### RECORDS FOR THIS TASK
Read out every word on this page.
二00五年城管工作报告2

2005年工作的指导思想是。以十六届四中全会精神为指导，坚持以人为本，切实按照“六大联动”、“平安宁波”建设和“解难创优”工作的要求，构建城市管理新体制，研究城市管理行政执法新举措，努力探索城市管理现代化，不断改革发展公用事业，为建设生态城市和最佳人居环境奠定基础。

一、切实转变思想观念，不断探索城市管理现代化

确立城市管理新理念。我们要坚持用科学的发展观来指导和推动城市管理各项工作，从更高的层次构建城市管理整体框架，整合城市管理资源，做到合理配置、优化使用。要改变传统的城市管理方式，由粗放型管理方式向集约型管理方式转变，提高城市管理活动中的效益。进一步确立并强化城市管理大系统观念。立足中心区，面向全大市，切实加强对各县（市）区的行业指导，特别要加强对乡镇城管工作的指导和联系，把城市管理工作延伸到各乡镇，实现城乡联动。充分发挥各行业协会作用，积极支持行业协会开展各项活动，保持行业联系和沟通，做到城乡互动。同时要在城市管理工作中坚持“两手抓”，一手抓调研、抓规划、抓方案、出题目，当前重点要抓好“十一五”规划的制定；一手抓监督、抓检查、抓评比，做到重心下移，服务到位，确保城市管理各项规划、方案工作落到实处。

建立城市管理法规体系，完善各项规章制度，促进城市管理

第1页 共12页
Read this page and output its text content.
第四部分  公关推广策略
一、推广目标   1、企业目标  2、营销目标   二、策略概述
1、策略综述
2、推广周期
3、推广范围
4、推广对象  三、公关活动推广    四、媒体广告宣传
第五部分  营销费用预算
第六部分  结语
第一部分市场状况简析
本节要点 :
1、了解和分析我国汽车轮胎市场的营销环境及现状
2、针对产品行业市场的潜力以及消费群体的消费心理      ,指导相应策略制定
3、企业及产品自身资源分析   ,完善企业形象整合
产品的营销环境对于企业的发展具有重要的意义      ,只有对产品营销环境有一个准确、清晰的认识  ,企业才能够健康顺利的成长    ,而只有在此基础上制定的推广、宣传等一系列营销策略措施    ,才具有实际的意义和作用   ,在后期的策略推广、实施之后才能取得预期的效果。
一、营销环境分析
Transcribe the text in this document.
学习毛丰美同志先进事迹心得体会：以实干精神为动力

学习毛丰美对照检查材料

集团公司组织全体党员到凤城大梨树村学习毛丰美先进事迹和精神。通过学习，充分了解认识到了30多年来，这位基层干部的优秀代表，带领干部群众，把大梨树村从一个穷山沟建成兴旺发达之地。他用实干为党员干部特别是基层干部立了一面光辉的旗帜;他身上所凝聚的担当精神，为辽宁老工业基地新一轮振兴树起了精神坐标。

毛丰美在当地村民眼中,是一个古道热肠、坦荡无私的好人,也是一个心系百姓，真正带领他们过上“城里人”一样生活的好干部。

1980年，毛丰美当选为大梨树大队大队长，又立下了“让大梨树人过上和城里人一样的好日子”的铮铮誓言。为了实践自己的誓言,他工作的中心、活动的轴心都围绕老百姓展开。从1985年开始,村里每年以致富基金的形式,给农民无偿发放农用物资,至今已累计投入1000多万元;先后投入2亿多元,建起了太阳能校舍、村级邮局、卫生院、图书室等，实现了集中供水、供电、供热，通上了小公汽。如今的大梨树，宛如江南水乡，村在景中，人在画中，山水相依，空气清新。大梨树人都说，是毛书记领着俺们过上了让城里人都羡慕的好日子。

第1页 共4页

### WORK INSTRUCTIONS
Take the data above and return it exactly.

### REPLY TO THE EXERCISE
Read out every word on this page.
二00五年城管工作报告2

2005年工作的指导思想是。以十六届四中全会精神为指导，坚持以人为本，切实按照“六大联动”、“平安宁波”建设和“解难创优”工作的要求，构建城市管理新体制，研究城市管理行政执法新举措，努力探索城市管理现代化，不断改革发展公用事业，为建设生态城市和最佳人居环境奠定基础。

一、切实转变思想观念，不断探索城市管理现代化

确立城市管理新理念。我们要坚持用科学的发展观来指导和推动城市管理各项工作，从更高的层次构建城市管理整体框架，整合城市管理资源，做到合理配置、优化使用。要改变传统的城市管理方式，由粗放型管理方式向集约型管理方式转变，提高城市管理活动中的效益。进一步确立并强化城市管理大系统观念。立足中心区，面向全大市，切实加强对各县（市）区的行业指导，特别要加强对乡镇城管工作的指导和联系，把城市管理工作延伸到各乡镇，实现城乡联动。充分发挥各行业协会作用，积极支持行业协会开展各项活动，保持行业联系和沟通，做到城乡互动。同时要在城市管理工作中坚持“两手抓”，一手抓调研、抓规划、抓方案、出题目，当前重点要抓好“十一五”规划的制定；一手抓监督、抓检查、抓评比，做到重心下移，服务到位，确保城市管理各项规划、方案工作落到实处。

建立城市管理法规体系，完善各项规章制度，促进城市管理

第1页 共12页
Read this page and output its text content.
第四部分  公关推广策略
一、推广目标   1、企业目标  2、营销目标   二、策略概述
1、策略综述
2、推广周期
3、推广范围
4、推广对象  三、公关活动推广    四、媒体广告宣传
第五部分  营销费用预算
第六部分  结语
第一部分市场状况简析
本节要点 :
1、了解和分析我国汽车轮胎市场的营销环境及现状
2、针对产品行业市场的潜力以及消费群体的消费心理      ,指导相应策略制定
3、企业及产品自身资源分析   ,完善企业形象整合
产品的营销环境对于企业的发展具有重要的意义      ,只有对产品营销环境有一个准确、清晰的认识  ,企业才能够健康顺利的成长    ,而只有在此基础上制定的推广、宣传等一系列营销策略措施    ,才具有实际的意义和作用   ,在后期的策略推广、实施之后才能取得预期的效果。
一、营销环境分析
Transcribe the text in this document.
学习毛丰美同志先进事迹心得体会：以实干精神为动力

学习毛丰美对照检查材料

集团公司组织全体党员到凤城大梨树村学习毛丰美先进事迹和精神。通过学习，充分了解认识到了30多年来，这位基层干部的优秀代表，带领干部群众，把大梨树村从一个穷山沟建成兴旺发达之地。他用实干为党员干部特别是基层干部立了一面光辉的旗帜;他身上所凝聚的担当精神，为辽宁老工业基地新一轮振兴树起了精神坐标。

毛丰美在当地村民眼中,是一个古道热肠、坦荡无私的好人,也是一个心系百姓，真正带领他们过上“城里人”一样生活的好干部。

1980年，毛丰美当选为大梨树大队大队长，又立下了“让大梨树人过上和城里人一样的好日子”的铮铮誓言。为了实践自己的誓言,他工作的中心、活动的轴心都围绕老百姓展开。从1985年开始,村里每年以致富基金的形式,给农民无偿发放农用物资,至今已累计投入1000多万元;先后投入2亿多元,建起了太阳能校舍、村级邮局、卫生院、图书室等，实现了集中供水、供电、供热，通上了小公汽。如今的大梨树，宛如江南水乡，村在景中，人在画中，山水相依，空气清新。大梨树人都说，是毛书记领着俺们过上了让城里人都羡慕的好日子。

第1页 共4页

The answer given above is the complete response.